THE REQUEST.
Your task is to print all of the material verbatim.

MATERIAL PROVIDED.
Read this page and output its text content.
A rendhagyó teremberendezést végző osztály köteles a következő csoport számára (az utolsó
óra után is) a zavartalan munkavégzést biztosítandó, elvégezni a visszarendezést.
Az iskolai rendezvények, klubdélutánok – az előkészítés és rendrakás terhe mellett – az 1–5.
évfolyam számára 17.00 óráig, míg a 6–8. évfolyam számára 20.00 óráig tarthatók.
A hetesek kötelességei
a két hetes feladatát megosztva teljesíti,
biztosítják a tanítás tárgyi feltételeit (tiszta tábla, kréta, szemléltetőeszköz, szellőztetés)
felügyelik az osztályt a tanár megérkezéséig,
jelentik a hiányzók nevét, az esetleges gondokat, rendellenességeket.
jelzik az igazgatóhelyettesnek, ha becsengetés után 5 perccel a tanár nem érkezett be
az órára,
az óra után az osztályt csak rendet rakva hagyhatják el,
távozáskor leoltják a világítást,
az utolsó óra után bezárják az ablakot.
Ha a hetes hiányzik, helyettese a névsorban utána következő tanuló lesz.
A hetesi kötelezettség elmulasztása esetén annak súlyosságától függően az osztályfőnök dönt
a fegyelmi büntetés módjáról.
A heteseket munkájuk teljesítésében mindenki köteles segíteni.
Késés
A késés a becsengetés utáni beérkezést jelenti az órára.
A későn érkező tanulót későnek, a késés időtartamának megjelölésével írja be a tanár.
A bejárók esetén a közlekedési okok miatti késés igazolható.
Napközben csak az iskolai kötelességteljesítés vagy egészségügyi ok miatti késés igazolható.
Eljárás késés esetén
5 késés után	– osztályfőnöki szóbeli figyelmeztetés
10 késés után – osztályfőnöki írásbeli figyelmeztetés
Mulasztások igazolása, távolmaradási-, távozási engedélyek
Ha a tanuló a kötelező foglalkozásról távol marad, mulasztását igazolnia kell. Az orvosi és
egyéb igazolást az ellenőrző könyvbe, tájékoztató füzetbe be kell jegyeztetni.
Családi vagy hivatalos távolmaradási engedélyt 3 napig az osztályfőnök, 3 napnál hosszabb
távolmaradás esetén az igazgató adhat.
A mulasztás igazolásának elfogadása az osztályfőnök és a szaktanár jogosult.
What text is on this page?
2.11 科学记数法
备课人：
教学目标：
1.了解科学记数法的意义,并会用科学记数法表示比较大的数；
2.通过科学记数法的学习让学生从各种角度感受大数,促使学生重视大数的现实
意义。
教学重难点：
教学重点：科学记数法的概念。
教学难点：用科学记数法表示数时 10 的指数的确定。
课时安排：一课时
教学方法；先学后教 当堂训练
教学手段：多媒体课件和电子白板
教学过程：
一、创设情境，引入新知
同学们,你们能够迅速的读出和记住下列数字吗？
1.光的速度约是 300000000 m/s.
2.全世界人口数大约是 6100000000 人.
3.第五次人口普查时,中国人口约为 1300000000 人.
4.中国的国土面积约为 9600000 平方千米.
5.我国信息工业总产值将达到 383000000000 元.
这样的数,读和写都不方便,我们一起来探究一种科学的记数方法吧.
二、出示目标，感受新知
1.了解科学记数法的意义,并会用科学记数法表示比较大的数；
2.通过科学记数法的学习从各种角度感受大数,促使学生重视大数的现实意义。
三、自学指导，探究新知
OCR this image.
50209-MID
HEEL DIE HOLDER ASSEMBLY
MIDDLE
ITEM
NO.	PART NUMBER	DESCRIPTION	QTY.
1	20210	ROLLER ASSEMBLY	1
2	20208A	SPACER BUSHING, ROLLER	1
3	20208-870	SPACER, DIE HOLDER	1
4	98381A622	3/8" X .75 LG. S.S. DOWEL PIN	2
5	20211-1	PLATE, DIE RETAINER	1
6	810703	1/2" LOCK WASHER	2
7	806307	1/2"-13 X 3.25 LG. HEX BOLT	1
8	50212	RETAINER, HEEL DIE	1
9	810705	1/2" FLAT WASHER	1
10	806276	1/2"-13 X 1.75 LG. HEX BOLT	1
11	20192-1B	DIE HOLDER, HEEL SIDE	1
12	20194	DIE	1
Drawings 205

TASK ANSWER.
Read this page and output its text content.
A rendhagyó teremberendezést végző osztály köteles a következő csoport számára (az utolsó
óra után is) a zavartalan munkavégzést biztosítandó, elvégezni a visszarendezést.
Az iskolai rendezvények, klubdélutánok – az előkészítés és rendrakás terhe mellett – az 1–5.
évfolyam számára 17.00 óráig, míg a 6–8. évfolyam számára 20.00 óráig tarthatók.
A hetesek kötelességei
a két hetes feladatát megosztva teljesíti,
biztosítják a tanítás tárgyi feltételeit (tiszta tábla, kréta, szemléltetőeszköz, szellőztetés)
felügyelik az osztályt a tanár megérkezéséig,
jelentik a hiányzók nevét, az esetleges gondokat, rendellenességeket.
jelzik az igazgatóhelyettesnek, ha becsengetés után 5 perccel a tanár nem érkezett be
az órára,
az óra után az osztályt csak rendet rakva hagyhatják el,
távozáskor leoltják a világítást,
az utolsó óra után bezárják az ablakot.
Ha a hetes hiányzik, helyettese a névsorban utána következő tanuló lesz.
A hetesi kötelezettség elmulasztása esetén annak súlyosságától függően az osztályfőnök dönt
a fegyelmi büntetés módjáról.
A heteseket munkájuk teljesítésében mindenki köteles segíteni.
Késés
A késés a becsengetés utáni beérkezést jelenti az órára.
A későn érkező tanulót későnek, a késés időtartamának megjelölésével írja be a tanár.
A bejárók esetén a közlekedési okok miatti késés igazolható.
Napközben csak az iskolai kötelességteljesítés vagy egészségügyi ok miatti késés igazolható.
Eljárás késés esetén
5 késés után	– osztályfőnöki szóbeli figyelmeztetés
10 késés után – osztályfőnöki írásbeli figyelmeztetés
Mulasztások igazolása, távolmaradási-, távozási engedélyek
Ha a tanuló a kötelező foglalkozásról távol marad, mulasztását igazolnia kell. Az orvosi és
egyéb igazolást az ellenőrző könyvbe, tájékoztató füzetbe be kell jegyeztetni.
Családi vagy hivatalos távolmaradási engedélyt 3 napig az osztályfőnök, 3 napnál hosszabb
távolmaradás esetén az igazgató adhat.
A mulasztás igazolásának elfogadása az osztályfőnök és a szaktanár jogosult.
What text is on this page?
2.11 科学记数法
备课人：
教学目标：
1.了解科学记数法的意义,并会用科学记数法表示比较大的数；
2.通过科学记数法的学习让学生从各种角度感受大数,促使学生重视大数的现实
意义。
教学重难点：
教学重点：科学记数法的概念。
教学难点：用科学记数法表示数时 10 的指数的确定。
课时安排：一课时
教学方法；先学后教 当堂训练
教学手段：多媒体课件和电子白板
教学过程：
一、创设情境，引入新知
同学们,你们能够迅速的读出和记住下列数字吗？
1.光的速度约是 300000000 m/s.
2.全世界人口数大约是 6100000000 人.
3.第五次人口普查时,中国人口约为 1300000000 人.
4.中国的国土面积约为 9600000 平方千米.
5.我国信息工业总产值将达到 383000000000 元.
这样的数,读和写都不方便,我们一起来探究一种科学的记数方法吧.
二、出示目标，感受新知
1.了解科学记数法的意义,并会用科学记数法表示比较大的数；
2.通过科学记数法的学习从各种角度感受大数,促使学生重视大数的现实意义。
三、自学指导，探究新知
OCR this image.
50209-MID
HEEL DIE HOLDER ASSEMBLY
MIDDLE
ITEM
NO.	PART NUMBER	DESCRIPTION	QTY.
1	20210	ROLLER ASSEMBLY	1
2	20208A	SPACER BUSHING, ROLLER	1
3	20208-870	SPACER, DIE HOLDER	1
4	98381A622	3/8" X .75 LG. S.S. DOWEL PIN	2
5	20211-1	PLATE, DIE RETAINER	1
6	810703	1/2" LOCK WASHER	2
7	806307	1/2"-13 X 3.25 LG. HEX BOLT	1
8	50212	RETAINER, HEEL DIE	1
9	810705	1/2" FLAT WASHER	1
10	806276	1/2"-13 X 1.75 LG. HEX BOLT	1
11	20192-1B	DIE HOLDER, HEEL SIDE	1
12	20194	DIE	1
Drawings 205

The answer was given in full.